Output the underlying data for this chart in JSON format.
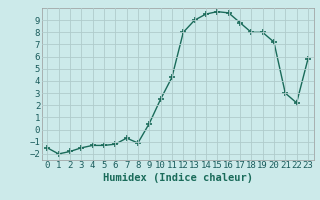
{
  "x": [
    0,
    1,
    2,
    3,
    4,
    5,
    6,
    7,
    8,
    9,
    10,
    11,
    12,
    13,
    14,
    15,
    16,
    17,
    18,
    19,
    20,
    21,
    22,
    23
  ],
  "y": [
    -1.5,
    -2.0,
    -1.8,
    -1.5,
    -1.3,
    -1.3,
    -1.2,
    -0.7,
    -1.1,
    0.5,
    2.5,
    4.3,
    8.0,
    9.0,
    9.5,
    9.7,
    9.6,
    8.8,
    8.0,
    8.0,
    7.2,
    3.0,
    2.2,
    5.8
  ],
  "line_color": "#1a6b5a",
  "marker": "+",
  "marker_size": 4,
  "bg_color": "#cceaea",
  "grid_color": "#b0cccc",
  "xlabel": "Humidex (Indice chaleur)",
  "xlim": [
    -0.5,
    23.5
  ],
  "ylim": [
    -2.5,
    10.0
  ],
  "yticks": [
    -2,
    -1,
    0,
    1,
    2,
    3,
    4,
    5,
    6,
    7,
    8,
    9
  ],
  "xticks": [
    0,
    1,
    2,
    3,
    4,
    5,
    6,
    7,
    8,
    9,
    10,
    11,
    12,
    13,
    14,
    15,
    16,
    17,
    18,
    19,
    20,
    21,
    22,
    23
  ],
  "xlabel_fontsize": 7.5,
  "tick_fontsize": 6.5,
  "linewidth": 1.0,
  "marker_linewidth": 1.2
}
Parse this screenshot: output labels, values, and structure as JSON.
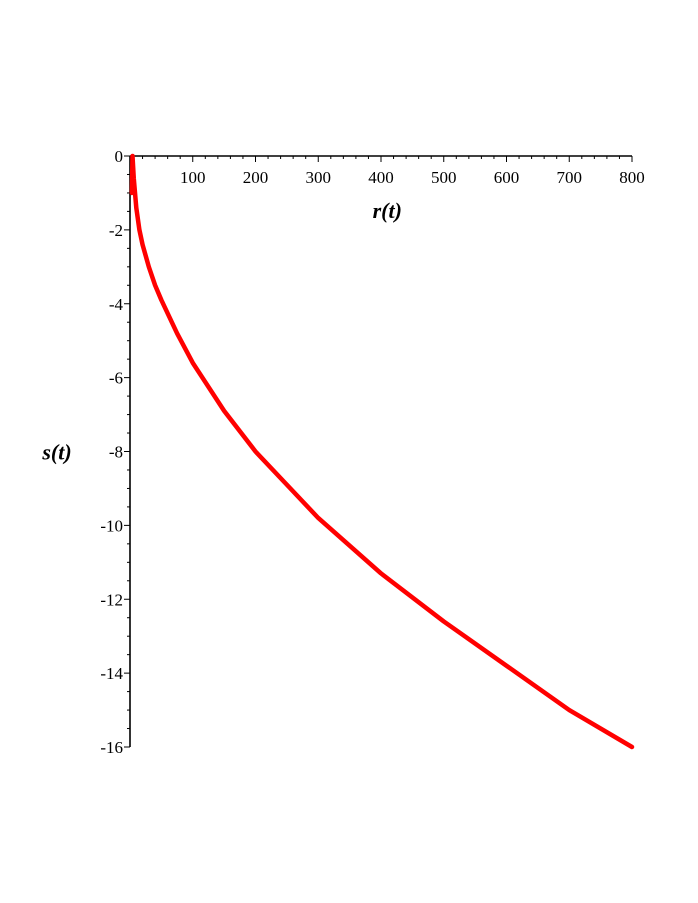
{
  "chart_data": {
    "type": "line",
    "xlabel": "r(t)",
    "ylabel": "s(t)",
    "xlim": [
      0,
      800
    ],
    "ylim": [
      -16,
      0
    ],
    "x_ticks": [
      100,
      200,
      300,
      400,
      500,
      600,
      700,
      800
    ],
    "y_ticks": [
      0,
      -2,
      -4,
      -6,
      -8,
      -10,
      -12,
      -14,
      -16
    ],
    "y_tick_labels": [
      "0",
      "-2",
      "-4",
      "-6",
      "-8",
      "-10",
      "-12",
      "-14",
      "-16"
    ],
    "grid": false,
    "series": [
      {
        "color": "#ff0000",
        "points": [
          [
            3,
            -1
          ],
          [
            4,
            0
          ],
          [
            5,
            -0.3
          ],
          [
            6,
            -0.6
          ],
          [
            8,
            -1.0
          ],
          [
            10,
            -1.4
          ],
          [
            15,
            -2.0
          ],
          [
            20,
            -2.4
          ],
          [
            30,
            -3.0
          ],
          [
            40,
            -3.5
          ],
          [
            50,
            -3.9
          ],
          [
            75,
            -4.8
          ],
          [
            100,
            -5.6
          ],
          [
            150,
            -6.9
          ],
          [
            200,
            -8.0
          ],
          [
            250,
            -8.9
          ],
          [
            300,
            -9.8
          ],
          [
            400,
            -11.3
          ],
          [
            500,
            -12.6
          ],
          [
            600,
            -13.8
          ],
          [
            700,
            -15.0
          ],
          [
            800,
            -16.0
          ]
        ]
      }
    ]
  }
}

★ ★ ★

TASK OBJECTIVE:
Set the pictures aside and transcribe the data above exactly.

RESPONSE FOR THIS EXERCISE:
Output the underlying data for this chart in JSON format.
{
  "x": [
    0,
    1,
    2,
    3,
    4,
    5,
    6,
    7,
    8,
    9,
    10,
    11,
    12,
    13,
    14,
    15,
    16,
    17,
    18,
    19,
    20,
    21,
    22,
    23
  ],
  "y": [
    -1.5,
    -2.0,
    -1.8,
    -1.5,
    -1.3,
    -1.3,
    -1.2,
    -0.7,
    -1.1,
    0.5,
    2.5,
    4.3,
    8.0,
    9.0,
    9.5,
    9.7,
    9.6,
    8.8,
    8.0,
    8.0,
    7.2,
    3.0,
    2.2,
    5.8
  ],
  "line_color": "#1a6b5a",
  "marker": "+",
  "marker_size": 4,
  "bg_color": "#cceaea",
  "grid_color": "#b0cccc",
  "xlabel": "Humidex (Indice chaleur)",
  "xlim": [
    -0.5,
    23.5
  ],
  "ylim": [
    -2.5,
    10.0
  ],
  "yticks": [
    -2,
    -1,
    0,
    1,
    2,
    3,
    4,
    5,
    6,
    7,
    8,
    9
  ],
  "xticks": [
    0,
    1,
    2,
    3,
    4,
    5,
    6,
    7,
    8,
    9,
    10,
    11,
    12,
    13,
    14,
    15,
    16,
    17,
    18,
    19,
    20,
    21,
    22,
    23
  ],
  "xlabel_fontsize": 7.5,
  "tick_fontsize": 6.5,
  "linewidth": 1.0,
  "marker_linewidth": 1.2
}
Parse this screenshot: output labels, values, and structure as JSON.
{
  "chart_data": {
    "type": "line",
    "xlabel": "r(t)",
    "ylabel": "s(t)",
    "xlim": [
      0,
      800
    ],
    "ylim": [
      -16,
      0
    ],
    "x_ticks": [
      100,
      200,
      300,
      400,
      500,
      600,
      700,
      800
    ],
    "y_ticks": [
      0,
      -2,
      -4,
      -6,
      -8,
      -10,
      -12,
      -14,
      -16
    ],
    "y_tick_labels": [
      "0",
      "-2",
      "-4",
      "-6",
      "-8",
      "-10",
      "-12",
      "-14",
      "-16"
    ],
    "grid": false,
    "series": [
      {
        "color": "#ff0000",
        "points": [
          [
            3,
            -1
          ],
          [
            4,
            0
          ],
          [
            5,
            -0.3
          ],
          [
            6,
            -0.6
          ],
          [
            8,
            -1.0
          ],
          [
            10,
            -1.4
          ],
          [
            15,
            -2.0
          ],
          [
            20,
            -2.4
          ],
          [
            30,
            -3.0
          ],
          [
            40,
            -3.5
          ],
          [
            50,
            -3.9
          ],
          [
            75,
            -4.8
          ],
          [
            100,
            -5.6
          ],
          [
            150,
            -6.9
          ],
          [
            200,
            -8.0
          ],
          [
            250,
            -8.9
          ],
          [
            300,
            -9.8
          ],
          [
            400,
            -11.3
          ],
          [
            500,
            -12.6
          ],
          [
            600,
            -13.8
          ],
          [
            700,
            -15.0
          ],
          [
            800,
            -16.0
          ]
        ]
      }
    ]
  }
}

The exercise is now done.